[Records from a collection of figures]

■ ■ ■

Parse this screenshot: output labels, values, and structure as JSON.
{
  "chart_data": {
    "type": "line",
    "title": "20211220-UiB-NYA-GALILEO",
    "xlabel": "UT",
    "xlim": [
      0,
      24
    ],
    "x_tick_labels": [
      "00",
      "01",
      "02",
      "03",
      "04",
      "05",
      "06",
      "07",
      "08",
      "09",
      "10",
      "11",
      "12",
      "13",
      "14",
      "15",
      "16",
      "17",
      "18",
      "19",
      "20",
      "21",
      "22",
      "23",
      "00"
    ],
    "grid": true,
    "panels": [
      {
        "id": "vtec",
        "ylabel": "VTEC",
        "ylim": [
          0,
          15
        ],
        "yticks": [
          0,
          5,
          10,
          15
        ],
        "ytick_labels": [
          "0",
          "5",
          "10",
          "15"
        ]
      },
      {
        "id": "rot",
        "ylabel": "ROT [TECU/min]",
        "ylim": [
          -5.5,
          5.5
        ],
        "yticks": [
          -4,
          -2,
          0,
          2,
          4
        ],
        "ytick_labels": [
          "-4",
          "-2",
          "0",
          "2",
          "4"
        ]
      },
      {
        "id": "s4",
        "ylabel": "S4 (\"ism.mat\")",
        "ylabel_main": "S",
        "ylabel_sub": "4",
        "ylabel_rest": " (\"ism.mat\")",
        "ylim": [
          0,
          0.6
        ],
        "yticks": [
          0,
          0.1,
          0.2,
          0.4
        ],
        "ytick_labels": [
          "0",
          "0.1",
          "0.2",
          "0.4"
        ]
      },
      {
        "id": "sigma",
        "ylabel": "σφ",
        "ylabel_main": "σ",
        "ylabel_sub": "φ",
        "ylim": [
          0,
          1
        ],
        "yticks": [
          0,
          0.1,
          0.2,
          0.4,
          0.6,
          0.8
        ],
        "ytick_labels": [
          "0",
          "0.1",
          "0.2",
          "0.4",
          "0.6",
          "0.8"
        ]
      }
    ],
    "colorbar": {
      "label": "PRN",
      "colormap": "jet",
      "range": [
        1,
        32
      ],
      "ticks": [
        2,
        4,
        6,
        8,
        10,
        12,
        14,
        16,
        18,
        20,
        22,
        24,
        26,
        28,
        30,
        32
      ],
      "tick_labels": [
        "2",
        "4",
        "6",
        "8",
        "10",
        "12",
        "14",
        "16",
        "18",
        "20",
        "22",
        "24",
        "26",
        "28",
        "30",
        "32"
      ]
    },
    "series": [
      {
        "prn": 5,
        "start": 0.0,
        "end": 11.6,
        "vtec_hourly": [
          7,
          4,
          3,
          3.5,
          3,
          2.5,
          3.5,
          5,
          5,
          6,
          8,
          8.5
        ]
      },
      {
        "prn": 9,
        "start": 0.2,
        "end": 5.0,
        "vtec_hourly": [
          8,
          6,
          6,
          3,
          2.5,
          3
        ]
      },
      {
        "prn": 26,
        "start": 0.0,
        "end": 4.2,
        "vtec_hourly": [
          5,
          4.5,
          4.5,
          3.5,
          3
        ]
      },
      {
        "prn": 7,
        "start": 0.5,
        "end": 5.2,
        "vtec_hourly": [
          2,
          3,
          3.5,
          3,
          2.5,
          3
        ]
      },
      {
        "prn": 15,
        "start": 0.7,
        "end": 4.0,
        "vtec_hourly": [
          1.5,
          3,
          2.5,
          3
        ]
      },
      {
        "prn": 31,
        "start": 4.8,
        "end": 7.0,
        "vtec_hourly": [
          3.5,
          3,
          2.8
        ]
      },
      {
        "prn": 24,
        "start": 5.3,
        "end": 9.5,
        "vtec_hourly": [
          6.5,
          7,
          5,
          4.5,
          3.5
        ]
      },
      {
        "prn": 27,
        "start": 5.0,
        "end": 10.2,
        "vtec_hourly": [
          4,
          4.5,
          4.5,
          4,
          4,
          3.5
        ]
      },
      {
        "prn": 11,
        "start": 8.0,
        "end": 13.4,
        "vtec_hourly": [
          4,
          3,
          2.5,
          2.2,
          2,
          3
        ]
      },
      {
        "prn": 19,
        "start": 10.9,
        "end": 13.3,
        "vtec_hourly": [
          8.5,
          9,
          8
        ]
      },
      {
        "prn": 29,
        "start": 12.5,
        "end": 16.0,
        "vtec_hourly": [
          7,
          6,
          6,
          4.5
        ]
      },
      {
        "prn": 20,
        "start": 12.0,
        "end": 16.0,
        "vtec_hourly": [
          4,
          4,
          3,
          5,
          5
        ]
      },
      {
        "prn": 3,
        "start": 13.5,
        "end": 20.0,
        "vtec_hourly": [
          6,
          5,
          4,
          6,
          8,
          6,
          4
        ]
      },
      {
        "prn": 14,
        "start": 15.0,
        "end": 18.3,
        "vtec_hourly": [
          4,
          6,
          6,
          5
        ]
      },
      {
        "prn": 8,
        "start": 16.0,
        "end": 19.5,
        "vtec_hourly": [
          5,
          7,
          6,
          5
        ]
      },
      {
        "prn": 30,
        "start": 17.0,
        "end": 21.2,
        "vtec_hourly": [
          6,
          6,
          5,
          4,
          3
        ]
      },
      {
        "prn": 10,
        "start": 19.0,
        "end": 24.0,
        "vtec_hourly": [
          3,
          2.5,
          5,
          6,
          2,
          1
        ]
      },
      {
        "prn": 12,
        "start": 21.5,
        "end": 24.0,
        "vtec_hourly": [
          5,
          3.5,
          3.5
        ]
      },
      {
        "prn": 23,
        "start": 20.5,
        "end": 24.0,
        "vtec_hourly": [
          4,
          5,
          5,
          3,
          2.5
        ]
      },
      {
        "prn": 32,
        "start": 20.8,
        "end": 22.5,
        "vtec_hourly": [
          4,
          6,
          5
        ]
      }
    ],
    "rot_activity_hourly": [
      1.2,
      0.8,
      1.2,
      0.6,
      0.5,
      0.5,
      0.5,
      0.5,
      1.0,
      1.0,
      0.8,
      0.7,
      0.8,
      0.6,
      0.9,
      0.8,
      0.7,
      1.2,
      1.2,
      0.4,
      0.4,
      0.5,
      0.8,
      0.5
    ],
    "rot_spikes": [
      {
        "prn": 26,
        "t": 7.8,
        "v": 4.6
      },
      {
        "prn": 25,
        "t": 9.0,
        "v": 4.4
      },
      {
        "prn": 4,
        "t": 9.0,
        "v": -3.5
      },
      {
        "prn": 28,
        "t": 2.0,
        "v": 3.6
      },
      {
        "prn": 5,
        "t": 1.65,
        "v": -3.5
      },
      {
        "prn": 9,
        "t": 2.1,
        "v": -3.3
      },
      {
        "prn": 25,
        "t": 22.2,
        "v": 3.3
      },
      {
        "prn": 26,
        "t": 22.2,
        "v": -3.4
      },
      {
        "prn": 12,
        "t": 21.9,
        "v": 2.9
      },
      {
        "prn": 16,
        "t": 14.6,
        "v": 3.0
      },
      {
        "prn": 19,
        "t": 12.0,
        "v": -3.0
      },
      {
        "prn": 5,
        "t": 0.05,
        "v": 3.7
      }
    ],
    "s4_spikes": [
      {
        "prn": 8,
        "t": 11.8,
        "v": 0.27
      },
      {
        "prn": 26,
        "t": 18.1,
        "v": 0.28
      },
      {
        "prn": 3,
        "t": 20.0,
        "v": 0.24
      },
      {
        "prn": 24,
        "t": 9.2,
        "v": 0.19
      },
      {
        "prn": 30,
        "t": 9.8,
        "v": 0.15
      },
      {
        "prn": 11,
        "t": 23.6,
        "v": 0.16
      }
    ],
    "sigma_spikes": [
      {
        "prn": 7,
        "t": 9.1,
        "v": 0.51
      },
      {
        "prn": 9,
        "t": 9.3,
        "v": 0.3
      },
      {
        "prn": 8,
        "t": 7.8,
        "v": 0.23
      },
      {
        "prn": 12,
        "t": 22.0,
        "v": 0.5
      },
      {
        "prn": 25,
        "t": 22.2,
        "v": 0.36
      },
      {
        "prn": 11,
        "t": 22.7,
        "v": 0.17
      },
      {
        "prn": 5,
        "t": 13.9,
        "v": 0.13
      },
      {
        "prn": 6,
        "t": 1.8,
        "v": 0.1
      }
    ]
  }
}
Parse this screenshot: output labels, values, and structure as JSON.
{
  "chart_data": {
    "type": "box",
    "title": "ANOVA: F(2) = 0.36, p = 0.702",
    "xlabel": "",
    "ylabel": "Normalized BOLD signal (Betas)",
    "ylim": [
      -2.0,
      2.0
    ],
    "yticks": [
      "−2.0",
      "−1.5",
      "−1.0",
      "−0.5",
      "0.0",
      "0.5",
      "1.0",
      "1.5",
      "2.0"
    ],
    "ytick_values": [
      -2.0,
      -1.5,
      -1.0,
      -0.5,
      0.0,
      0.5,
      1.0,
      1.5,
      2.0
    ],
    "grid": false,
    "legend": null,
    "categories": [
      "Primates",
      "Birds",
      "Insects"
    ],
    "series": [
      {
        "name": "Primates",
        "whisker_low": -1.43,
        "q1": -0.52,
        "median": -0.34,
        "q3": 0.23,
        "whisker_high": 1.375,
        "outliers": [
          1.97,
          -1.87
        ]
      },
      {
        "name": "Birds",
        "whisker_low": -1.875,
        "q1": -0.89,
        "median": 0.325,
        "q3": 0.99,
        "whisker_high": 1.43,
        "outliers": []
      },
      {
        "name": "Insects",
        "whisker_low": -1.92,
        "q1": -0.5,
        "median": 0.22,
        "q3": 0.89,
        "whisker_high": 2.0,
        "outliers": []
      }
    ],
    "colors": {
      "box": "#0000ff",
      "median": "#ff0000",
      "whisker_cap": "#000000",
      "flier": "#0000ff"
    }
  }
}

■ ■ ■

:: PROBLEM REQUIREMENTS ::
In the listing, find all lines with the string "title" and copy them.

:: RESPONSE TO THIS EXERCISE ::
    "title": "20211220-UiB-NYA-GALILEO",
    "title": "ANOVA: F(2) = 0.36, p = 0.702",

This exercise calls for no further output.